__YOUR INSTRUCTIONS__:
Output the full listing below exactly, without the pictures.

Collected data
* Start *

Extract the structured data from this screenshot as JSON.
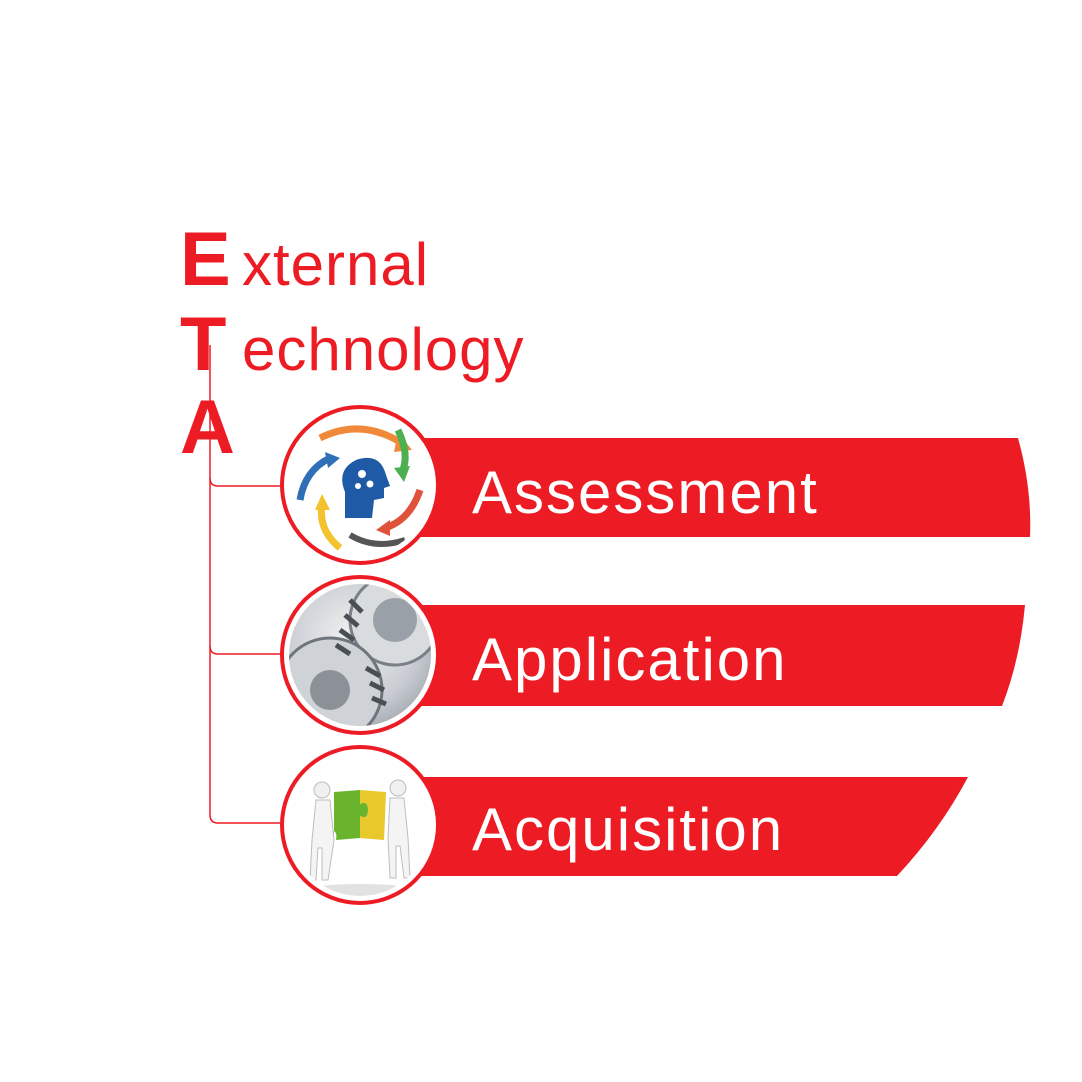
{
  "heading": {
    "lines": [
      {
        "initial": "E",
        "rest": "xternal"
      },
      {
        "initial": "T",
        "rest": "echnology"
      },
      {
        "initial": "A",
        "rest": ""
      }
    ]
  },
  "phases": [
    {
      "label": "Assessment",
      "icon": "head-gears-cycle-icon"
    },
    {
      "label": "Application",
      "icon": "gears-icon"
    },
    {
      "label": "Acquisition",
      "icon": "puzzle-people-icon"
    }
  ],
  "colors": {
    "accent": "#ed1c24",
    "text_on_accent": "#ffffff"
  }
}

* End *

__RESULT OF THIS TASK__:
Extract the structured data from this screenshot as JSON.
{
  "heading": {
    "lines": [
      {
        "initial": "E",
        "rest": "xternal"
      },
      {
        "initial": "T",
        "rest": "echnology"
      },
      {
        "initial": "A",
        "rest": ""
      }
    ]
  },
  "phases": [
    {
      "label": "Assessment",
      "icon": "head-gears-cycle-icon"
    },
    {
      "label": "Application",
      "icon": "gears-icon"
    },
    {
      "label": "Acquisition",
      "icon": "puzzle-people-icon"
    }
  ],
  "colors": {
    "accent": "#ed1c24",
    "text_on_accent": "#ffffff"
  }
}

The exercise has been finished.